Excerpt provided:
========================================

Harry D. Flohr and Sharon G., Flohr, in their own right and as guardians of Erin E. Flohr, Jennifer Flohr and Douglas Flohr and Harry Flohr Administrator of the Estate of Dana Marie Flohr, Plaintiffs,
v.
Pennsylvania Power & Light Company, Defendant.



The opinion of the court was delivered by: DANIEL H. HUYETT, 3RD

 HUYETT, J.

 March 5, 1993

 This action arises as a result of an accident which killed Dana Marie Flohr on July 3, 1989 when she and her family were fishing at Otter Creek Recreational Area. Defendant Pennsylvania Power And Light Company now moves for summary judgment in its favor pursuant to Fed. R. Civ. P. 56. *fn1" Plaintiffs, Harry and Sharon Flohr, in their own right and as guardians of Erin, Jennifer and Douglas Flohr, and Harry Flohr as Administrator of the Estate of Dana Marie Flohr, oppose defendant's motion for summary judgment. For the reasons stated below, I shall grant defendant Pennsylvania Power And Light Company's motion.

========================================

(Region and label listings)

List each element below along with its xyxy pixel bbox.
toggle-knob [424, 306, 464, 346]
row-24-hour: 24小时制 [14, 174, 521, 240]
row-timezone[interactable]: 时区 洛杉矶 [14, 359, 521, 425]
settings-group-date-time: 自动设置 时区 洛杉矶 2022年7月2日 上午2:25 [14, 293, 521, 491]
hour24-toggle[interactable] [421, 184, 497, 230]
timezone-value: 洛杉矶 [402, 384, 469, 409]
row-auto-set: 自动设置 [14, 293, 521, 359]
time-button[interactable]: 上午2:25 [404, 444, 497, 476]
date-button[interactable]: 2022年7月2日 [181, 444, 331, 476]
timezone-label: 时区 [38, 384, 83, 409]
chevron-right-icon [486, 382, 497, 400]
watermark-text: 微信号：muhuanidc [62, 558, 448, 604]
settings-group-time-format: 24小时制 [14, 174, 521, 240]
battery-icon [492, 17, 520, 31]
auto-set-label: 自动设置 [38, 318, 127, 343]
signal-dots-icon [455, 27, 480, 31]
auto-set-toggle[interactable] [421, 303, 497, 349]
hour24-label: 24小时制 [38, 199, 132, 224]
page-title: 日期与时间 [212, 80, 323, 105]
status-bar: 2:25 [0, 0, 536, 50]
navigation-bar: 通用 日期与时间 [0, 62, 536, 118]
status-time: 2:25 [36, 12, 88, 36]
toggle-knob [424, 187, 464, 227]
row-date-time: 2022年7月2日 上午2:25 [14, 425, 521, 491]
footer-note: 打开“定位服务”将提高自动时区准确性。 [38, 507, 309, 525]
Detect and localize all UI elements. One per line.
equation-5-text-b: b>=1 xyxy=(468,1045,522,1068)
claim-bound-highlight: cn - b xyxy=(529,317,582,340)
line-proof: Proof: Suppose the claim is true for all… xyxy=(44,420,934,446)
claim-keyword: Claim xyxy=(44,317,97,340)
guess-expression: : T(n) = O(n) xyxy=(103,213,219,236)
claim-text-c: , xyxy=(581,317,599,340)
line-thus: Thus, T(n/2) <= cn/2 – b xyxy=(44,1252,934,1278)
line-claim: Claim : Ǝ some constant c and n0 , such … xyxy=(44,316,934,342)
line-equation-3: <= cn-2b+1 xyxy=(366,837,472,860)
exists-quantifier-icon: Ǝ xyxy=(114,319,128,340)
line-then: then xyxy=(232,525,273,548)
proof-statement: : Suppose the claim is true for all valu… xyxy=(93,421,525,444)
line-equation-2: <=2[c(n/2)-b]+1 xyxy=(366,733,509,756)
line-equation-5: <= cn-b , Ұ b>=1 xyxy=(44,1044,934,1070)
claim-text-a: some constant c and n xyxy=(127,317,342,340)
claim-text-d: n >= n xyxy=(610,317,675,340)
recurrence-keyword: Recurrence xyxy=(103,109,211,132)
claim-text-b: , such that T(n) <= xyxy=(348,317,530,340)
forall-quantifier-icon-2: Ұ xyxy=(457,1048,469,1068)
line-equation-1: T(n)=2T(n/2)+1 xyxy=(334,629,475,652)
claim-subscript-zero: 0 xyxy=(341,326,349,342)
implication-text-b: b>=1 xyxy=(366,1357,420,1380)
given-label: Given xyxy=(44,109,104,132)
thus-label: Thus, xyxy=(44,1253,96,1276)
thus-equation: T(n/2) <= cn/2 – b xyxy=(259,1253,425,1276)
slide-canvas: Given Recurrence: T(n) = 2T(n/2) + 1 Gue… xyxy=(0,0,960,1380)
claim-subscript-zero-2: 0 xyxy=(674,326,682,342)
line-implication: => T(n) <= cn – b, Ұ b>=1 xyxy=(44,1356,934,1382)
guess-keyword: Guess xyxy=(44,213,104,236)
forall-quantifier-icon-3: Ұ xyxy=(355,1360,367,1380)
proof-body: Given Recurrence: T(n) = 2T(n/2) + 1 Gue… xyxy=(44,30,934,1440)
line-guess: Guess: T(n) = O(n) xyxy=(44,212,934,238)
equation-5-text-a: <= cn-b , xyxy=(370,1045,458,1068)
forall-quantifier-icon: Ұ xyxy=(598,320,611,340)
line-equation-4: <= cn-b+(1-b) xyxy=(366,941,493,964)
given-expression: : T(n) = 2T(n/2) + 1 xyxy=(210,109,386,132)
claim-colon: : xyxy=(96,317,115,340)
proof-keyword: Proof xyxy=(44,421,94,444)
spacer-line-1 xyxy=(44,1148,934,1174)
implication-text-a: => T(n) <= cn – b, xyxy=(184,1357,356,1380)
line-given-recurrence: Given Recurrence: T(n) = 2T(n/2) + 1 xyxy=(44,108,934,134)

========================================

Goal of the exercise:
List every person with the surname Flohr named in the court opinion excerpt.

Solution to this task:
Harry D. Flohr
Sharon G. Flohr
Erin E. Flohr
Jennifer Flohr
Douglas Flohr
Dana Marie Flohr